## Input

------------

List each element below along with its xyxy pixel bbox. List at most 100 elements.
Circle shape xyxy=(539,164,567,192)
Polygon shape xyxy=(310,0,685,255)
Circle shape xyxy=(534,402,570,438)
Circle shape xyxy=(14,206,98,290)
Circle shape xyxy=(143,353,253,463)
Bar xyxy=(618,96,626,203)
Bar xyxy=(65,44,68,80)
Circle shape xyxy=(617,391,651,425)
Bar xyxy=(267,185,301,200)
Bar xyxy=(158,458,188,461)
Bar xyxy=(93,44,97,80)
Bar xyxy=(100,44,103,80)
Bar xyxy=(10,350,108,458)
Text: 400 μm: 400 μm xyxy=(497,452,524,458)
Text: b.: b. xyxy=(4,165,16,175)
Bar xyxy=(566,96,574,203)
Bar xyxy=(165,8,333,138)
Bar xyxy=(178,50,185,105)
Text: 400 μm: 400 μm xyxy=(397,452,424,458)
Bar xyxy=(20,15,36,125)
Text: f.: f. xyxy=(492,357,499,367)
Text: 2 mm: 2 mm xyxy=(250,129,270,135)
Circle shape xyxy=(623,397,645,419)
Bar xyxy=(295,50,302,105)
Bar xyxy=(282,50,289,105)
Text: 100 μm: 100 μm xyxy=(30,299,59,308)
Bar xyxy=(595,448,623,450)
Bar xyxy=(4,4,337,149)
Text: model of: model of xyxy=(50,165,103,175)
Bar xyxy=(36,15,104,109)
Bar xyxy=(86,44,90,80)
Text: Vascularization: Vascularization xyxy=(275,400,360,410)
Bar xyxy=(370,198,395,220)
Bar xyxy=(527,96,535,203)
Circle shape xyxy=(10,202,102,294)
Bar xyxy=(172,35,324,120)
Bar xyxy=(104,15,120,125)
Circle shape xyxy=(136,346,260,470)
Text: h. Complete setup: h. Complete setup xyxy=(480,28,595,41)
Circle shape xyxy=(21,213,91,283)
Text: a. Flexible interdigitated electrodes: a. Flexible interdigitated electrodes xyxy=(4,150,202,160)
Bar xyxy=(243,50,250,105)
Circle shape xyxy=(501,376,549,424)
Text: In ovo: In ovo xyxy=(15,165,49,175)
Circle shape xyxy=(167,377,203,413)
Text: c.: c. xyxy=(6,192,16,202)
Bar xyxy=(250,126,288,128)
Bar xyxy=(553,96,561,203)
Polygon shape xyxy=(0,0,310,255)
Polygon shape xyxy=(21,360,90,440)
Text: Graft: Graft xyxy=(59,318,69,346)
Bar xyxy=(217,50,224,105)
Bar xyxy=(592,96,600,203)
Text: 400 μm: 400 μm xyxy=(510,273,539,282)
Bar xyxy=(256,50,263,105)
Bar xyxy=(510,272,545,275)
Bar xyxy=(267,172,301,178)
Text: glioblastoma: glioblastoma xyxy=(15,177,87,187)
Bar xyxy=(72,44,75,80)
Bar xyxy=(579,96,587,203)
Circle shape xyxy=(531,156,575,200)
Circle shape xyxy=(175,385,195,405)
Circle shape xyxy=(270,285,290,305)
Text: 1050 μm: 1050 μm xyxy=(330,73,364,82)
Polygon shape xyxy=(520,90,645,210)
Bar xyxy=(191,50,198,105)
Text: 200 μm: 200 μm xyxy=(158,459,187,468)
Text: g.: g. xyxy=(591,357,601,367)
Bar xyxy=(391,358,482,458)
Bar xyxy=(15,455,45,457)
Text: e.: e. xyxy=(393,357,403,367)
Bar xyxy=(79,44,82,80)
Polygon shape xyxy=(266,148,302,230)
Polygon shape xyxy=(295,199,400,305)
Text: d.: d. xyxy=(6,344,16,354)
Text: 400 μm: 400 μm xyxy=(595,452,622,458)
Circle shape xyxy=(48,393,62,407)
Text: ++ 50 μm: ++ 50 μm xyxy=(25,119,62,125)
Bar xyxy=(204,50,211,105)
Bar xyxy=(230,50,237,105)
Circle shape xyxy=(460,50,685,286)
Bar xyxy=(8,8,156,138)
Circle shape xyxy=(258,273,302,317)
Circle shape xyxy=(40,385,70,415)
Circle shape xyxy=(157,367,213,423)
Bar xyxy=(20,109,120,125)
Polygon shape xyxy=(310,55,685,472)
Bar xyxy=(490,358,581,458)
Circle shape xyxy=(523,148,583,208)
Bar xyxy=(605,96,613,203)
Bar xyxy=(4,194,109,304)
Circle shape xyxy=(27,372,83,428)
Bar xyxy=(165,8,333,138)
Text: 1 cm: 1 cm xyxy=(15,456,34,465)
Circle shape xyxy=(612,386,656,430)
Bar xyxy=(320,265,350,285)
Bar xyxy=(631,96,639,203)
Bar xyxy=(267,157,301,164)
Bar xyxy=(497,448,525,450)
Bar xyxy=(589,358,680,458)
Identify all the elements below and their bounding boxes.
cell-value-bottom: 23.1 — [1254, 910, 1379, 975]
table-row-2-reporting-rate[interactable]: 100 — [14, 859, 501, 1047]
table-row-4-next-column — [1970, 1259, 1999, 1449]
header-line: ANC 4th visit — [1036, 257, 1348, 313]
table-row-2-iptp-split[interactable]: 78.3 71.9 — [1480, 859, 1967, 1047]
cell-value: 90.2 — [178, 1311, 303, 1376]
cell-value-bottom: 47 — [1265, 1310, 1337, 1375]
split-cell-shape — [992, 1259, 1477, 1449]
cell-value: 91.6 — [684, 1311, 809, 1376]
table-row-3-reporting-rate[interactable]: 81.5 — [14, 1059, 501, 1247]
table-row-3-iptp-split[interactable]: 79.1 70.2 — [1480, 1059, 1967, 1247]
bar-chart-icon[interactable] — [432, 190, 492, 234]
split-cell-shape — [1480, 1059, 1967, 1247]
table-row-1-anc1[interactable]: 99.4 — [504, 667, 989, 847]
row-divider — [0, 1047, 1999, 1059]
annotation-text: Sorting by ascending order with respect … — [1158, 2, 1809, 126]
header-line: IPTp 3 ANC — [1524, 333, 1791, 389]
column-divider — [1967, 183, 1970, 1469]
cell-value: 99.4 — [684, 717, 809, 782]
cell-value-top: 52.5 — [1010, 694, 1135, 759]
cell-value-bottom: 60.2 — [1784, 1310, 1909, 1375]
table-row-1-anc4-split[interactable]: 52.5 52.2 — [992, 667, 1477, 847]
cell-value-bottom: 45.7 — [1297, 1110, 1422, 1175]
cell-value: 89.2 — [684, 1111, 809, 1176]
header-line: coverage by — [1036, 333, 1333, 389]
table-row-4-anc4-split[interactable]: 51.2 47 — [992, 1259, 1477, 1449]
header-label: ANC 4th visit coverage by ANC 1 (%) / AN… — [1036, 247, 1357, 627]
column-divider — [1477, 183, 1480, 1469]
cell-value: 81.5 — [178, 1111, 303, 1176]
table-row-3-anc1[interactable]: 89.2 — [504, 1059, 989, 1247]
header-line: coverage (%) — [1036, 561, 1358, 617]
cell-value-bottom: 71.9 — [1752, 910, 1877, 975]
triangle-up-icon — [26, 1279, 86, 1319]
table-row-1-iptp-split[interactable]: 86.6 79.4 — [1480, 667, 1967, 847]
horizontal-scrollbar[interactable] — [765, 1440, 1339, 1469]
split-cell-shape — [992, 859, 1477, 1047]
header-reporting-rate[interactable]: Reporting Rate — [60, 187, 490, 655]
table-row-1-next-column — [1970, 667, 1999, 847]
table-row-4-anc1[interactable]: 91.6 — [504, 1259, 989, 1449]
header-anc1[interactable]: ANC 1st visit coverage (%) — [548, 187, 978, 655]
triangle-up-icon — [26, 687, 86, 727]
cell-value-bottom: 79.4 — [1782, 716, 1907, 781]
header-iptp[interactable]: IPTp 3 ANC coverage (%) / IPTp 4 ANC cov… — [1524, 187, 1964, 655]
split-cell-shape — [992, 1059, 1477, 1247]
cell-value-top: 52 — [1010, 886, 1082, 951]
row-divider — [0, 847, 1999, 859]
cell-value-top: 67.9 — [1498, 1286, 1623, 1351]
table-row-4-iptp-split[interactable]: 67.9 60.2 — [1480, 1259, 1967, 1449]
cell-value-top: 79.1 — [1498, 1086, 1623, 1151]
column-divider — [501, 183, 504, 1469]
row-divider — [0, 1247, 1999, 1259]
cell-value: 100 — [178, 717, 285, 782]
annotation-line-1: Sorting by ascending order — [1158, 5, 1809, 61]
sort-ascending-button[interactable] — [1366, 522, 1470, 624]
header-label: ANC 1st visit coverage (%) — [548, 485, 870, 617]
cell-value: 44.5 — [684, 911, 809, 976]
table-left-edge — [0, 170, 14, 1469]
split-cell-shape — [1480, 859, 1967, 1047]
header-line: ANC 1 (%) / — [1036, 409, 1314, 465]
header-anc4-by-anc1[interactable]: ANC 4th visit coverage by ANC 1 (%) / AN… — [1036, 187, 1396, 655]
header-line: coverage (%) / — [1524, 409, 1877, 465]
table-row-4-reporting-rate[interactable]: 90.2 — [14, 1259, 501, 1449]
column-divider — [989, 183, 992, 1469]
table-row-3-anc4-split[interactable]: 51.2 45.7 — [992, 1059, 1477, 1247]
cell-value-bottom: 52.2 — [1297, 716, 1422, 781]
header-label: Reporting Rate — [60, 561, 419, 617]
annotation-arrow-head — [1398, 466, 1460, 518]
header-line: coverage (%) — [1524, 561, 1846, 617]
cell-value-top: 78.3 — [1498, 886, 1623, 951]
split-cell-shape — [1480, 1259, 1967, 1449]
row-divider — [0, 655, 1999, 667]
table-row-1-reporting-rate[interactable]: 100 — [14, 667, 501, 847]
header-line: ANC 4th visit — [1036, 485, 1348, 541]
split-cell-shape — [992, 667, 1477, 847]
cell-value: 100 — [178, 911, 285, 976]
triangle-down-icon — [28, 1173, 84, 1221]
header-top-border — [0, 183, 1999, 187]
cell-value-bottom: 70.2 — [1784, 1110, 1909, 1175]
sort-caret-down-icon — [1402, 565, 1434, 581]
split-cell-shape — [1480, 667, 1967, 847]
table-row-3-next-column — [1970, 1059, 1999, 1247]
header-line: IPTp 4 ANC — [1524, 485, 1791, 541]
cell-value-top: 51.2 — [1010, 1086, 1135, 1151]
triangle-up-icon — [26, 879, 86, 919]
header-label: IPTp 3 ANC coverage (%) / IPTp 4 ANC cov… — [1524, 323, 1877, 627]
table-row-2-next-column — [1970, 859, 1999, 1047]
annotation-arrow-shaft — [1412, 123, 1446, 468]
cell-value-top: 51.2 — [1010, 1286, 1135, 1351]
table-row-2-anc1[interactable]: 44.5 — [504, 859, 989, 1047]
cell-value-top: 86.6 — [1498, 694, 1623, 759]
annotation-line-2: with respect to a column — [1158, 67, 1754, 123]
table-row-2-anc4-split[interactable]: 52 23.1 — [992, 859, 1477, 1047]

------------

## Work to do
Copy out the lines of the data exactly, beginning with the first line and stopping after the line that contains "Circle shape xyxy=(531,156,575,200)".

## Solution below
List each element below along with its xyxy pixel bbox. List at most 100 elements.
Circle shape xyxy=(539,164,567,192)
Polygon shape xyxy=(310,0,685,255)
Circle shape xyxy=(534,402,570,438)
Circle shape xyxy=(14,206,98,290)
Circle shape xyxy=(143,353,253,463)
Bar xyxy=(618,96,626,203)
Bar xyxy=(65,44,68,80)
Circle shape xyxy=(617,391,651,425)
Bar xyxy=(267,185,301,200)
Bar xyxy=(158,458,188,461)
Bar xyxy=(93,44,97,80)
Bar xyxy=(100,44,103,80)
Bar xyxy=(10,350,108,458)
Text: 400 μm: 400 μm xyxy=(497,452,524,458)
Text: b.: b. xyxy=(4,165,16,175)
Bar xyxy=(566,96,574,203)
Bar xyxy=(165,8,333,138)
Bar xyxy=(178,50,185,105)
Text: 400 μm: 400 μm xyxy=(397,452,424,458)
Bar xyxy=(20,15,36,125)
Text: f.: f. xyxy=(492,357,499,367)
Text: 2 mm: 2 mm xyxy=(250,129,270,135)
Circle shape xyxy=(623,397,645,419)
Bar xyxy=(295,50,302,105)
Bar xyxy=(282,50,289,105)
Text: 100 μm: 100 μm xyxy=(30,299,59,308)
Bar xyxy=(595,448,623,450)
Bar xyxy=(4,4,337,149)
Text: model of: model of xyxy=(50,165,103,175)
Bar xyxy=(36,15,104,109)
Bar xyxy=(86,44,90,80)
Text: Vascularization: Vascularization xyxy=(275,400,360,410)
Bar xyxy=(370,198,395,220)
Bar xyxy=(527,96,535,203)
Circle shape xyxy=(10,202,102,294)
Bar xyxy=(172,35,324,120)
Bar xyxy=(104,15,120,125)
Circle shape xyxy=(136,346,260,470)
Text: h. Complete setup: h. Complete setup xyxy=(480,28,595,41)
Circle shape xyxy=(21,213,91,283)
Text: a. Flexible interdigitated electrodes: a. Flexible interdigitated electrodes xyxy=(4,150,202,160)
Bar xyxy=(243,50,250,105)
Circle shape xyxy=(501,376,549,424)
Text: In ovo: In ovo xyxy=(15,165,49,175)
Circle shape xyxy=(167,377,203,413)
Text: c.: c. xyxy=(6,192,16,202)
Bar xyxy=(250,126,288,128)
Bar xyxy=(553,96,561,203)
Polygon shape xyxy=(0,0,310,255)
Polygon shape xyxy=(21,360,90,440)
Text: Graft: Graft xyxy=(59,318,69,346)
Bar xyxy=(217,50,224,105)
Bar xyxy=(592,96,600,203)
Text: 400 μm: 400 μm xyxy=(510,273,539,282)
Bar xyxy=(256,50,263,105)
Bar xyxy=(510,272,545,275)
Bar xyxy=(267,172,301,178)
Text: glioblastoma: glioblastoma xyxy=(15,177,87,187)
Bar xyxy=(72,44,75,80)
Bar xyxy=(579,96,587,203)
Circle shape xyxy=(531,156,575,200)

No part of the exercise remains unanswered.